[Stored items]
-- Begin --
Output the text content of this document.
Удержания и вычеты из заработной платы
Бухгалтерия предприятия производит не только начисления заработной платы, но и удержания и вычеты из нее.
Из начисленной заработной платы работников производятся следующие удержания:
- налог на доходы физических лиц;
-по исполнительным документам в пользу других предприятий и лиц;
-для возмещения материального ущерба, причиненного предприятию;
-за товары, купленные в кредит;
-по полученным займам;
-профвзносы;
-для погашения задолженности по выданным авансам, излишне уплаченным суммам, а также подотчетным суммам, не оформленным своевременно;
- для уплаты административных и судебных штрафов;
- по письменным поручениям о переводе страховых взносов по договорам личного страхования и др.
-- End --
-- Begin --
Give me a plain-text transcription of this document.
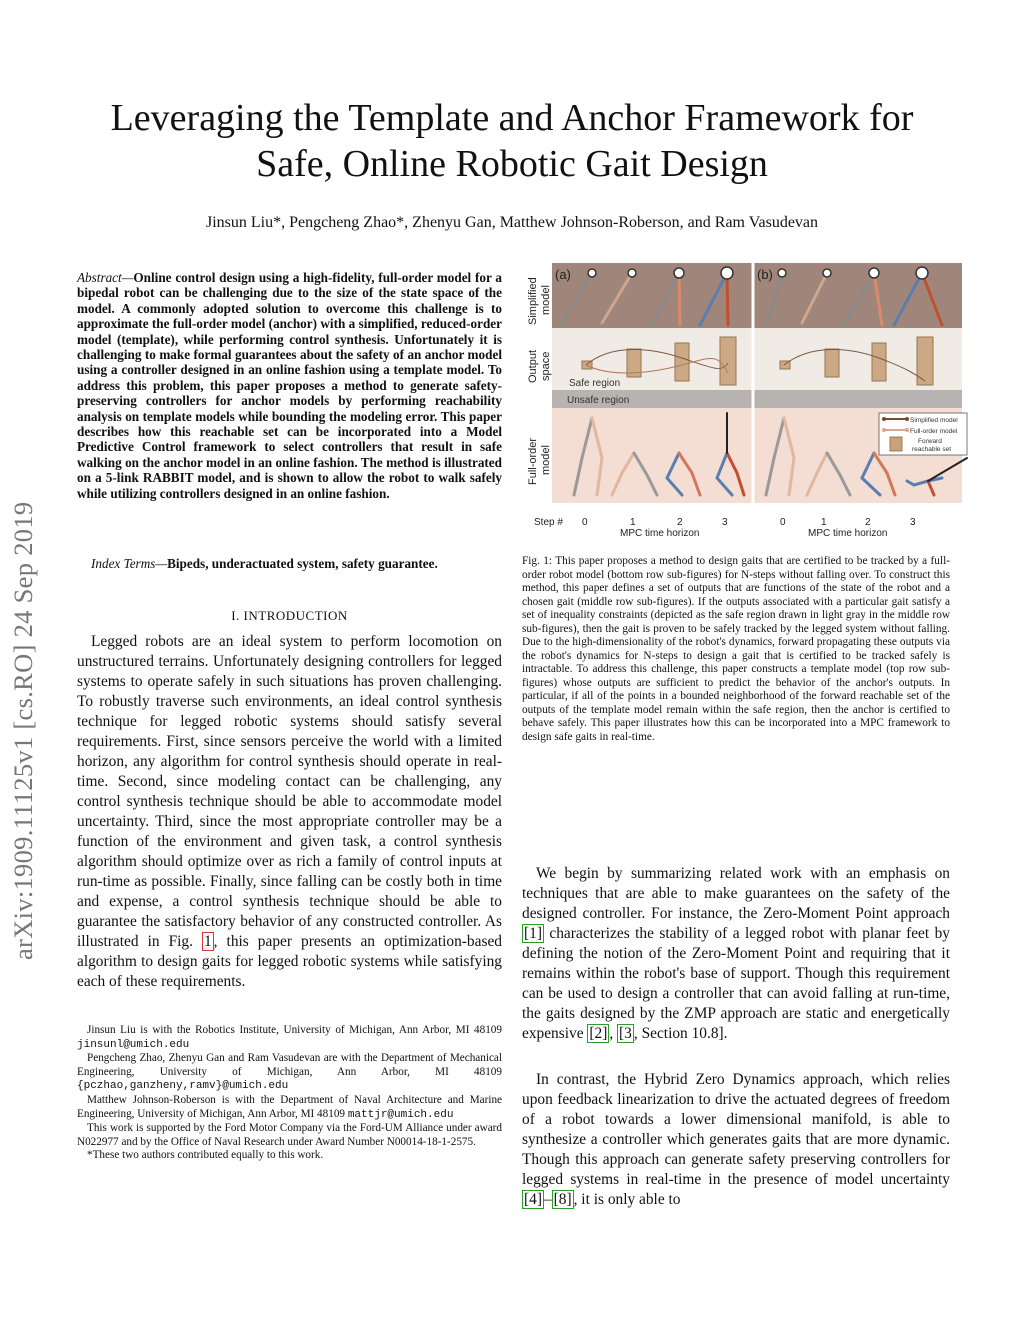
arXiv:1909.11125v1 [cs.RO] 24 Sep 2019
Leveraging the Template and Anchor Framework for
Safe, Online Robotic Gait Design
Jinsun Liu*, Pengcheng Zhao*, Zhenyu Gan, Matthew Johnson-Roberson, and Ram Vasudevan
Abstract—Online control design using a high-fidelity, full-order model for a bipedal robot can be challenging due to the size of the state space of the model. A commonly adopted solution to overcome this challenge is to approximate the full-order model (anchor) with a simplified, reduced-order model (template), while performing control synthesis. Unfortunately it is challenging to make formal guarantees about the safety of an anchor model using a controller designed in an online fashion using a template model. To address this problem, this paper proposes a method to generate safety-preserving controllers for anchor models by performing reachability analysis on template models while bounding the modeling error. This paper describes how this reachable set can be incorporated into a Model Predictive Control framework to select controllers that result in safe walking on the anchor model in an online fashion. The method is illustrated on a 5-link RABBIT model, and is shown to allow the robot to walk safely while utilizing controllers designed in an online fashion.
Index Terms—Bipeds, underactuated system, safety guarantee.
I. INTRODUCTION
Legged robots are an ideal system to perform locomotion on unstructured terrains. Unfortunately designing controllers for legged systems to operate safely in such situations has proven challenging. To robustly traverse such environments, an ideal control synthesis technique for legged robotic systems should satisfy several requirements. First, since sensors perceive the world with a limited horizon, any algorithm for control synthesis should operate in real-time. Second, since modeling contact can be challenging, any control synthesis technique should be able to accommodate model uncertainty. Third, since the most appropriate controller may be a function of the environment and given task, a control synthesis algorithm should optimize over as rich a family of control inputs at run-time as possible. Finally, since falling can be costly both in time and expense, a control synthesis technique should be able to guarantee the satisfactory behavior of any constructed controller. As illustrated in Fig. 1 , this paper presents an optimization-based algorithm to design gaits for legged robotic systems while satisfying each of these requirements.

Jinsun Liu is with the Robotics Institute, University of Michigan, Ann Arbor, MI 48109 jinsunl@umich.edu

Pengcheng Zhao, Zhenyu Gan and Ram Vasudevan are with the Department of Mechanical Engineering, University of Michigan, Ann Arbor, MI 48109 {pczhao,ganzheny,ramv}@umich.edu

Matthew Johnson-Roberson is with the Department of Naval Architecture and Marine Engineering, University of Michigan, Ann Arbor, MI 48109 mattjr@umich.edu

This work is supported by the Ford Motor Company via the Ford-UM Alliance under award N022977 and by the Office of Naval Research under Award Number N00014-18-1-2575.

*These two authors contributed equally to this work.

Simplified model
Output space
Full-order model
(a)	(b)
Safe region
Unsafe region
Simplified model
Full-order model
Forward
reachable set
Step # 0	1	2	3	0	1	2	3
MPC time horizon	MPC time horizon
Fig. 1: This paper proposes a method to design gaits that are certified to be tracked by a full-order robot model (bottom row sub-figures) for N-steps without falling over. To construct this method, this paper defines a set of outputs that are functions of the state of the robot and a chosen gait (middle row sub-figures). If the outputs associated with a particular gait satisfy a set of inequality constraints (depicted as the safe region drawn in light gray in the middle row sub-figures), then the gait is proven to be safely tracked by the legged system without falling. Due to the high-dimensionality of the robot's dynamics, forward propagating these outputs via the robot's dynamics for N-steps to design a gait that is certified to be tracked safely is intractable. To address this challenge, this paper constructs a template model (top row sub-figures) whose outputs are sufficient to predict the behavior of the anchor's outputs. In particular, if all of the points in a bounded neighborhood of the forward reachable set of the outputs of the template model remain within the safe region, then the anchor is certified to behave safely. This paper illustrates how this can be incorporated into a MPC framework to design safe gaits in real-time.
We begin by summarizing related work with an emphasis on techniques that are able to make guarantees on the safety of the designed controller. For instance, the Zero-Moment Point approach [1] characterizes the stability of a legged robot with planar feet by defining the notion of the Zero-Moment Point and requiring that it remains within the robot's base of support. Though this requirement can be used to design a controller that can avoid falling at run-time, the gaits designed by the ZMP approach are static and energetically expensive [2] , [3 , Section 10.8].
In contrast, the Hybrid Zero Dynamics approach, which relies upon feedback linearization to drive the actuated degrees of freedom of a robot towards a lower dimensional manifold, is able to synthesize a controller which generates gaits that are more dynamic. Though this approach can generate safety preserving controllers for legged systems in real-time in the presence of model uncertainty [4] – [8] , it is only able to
-- End --
● **TASK STATEMENT**
Out of the material above, gather each line where "Engineering" appears.

● **RESULT FOR THIS TASK**
Pengcheng Zhao, Zhenyu Gan and Ram Vasudevan are with the Department of Mechanical Engineering, University of Michigan, Ann Arbor, MI 48109 {pczhao,ganzheny,ramv}@umich.edu
Matthew Johnson-Roberson is with the Department of Naval Architecture and Marine Engineering, University of Michigan, Ann Arbor, MI 48109 mattjr@umich.edu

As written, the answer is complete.